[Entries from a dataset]
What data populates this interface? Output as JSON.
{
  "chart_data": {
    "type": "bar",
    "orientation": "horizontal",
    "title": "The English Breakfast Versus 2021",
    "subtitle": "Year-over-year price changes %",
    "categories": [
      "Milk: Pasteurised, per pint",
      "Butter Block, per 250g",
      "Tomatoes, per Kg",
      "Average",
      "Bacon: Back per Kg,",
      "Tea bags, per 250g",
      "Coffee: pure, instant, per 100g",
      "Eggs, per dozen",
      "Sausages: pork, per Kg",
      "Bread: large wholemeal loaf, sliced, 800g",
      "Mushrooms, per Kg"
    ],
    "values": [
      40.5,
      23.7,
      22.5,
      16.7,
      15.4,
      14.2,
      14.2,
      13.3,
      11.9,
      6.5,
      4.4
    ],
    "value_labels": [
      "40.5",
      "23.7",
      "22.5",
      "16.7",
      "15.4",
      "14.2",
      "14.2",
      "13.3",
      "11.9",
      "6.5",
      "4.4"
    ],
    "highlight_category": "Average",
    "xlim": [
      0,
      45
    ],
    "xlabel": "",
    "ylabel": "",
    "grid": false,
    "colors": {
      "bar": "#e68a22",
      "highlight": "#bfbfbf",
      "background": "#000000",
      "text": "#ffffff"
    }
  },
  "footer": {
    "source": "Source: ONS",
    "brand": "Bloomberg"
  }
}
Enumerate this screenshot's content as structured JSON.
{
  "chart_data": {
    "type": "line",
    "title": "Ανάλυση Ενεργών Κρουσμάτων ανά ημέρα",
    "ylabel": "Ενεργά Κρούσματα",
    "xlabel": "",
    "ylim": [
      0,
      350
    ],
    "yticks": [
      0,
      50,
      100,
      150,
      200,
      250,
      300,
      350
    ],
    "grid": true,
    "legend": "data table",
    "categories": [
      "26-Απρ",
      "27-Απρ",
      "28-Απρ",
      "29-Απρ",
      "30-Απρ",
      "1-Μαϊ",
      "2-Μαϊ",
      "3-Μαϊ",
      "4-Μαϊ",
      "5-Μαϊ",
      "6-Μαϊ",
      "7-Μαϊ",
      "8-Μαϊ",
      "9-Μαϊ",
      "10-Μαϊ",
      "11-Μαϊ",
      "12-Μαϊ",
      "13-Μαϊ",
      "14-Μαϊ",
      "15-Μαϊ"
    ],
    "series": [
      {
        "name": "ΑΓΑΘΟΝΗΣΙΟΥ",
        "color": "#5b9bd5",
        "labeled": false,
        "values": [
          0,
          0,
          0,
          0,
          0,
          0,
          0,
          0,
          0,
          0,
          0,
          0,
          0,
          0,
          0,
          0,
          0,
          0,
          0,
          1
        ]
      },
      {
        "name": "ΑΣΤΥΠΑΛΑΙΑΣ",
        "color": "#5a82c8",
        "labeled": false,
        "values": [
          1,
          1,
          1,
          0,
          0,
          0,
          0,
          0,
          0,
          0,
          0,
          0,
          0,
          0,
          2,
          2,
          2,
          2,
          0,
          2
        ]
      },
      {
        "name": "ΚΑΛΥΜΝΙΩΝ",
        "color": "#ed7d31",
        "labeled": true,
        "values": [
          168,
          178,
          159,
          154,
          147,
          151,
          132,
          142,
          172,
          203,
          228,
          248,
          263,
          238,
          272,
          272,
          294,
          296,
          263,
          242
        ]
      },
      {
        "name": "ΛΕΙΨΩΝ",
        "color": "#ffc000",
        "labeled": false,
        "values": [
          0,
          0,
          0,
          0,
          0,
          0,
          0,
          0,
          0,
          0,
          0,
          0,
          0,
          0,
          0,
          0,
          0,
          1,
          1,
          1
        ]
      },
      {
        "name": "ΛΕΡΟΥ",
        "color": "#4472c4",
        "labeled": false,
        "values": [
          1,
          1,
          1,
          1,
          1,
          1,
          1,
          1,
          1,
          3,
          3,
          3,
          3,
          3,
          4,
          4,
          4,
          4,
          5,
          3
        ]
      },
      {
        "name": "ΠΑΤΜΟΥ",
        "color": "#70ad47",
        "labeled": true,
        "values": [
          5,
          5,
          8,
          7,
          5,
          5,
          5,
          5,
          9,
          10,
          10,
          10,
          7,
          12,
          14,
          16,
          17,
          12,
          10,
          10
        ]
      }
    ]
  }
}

◆ REQUIREMENTS ◆
Gather all lines from the records above in which "Average" appears.

◆ RESPONSE TO THIS TASK ◆
      "Average",
    "highlight_category": "Average",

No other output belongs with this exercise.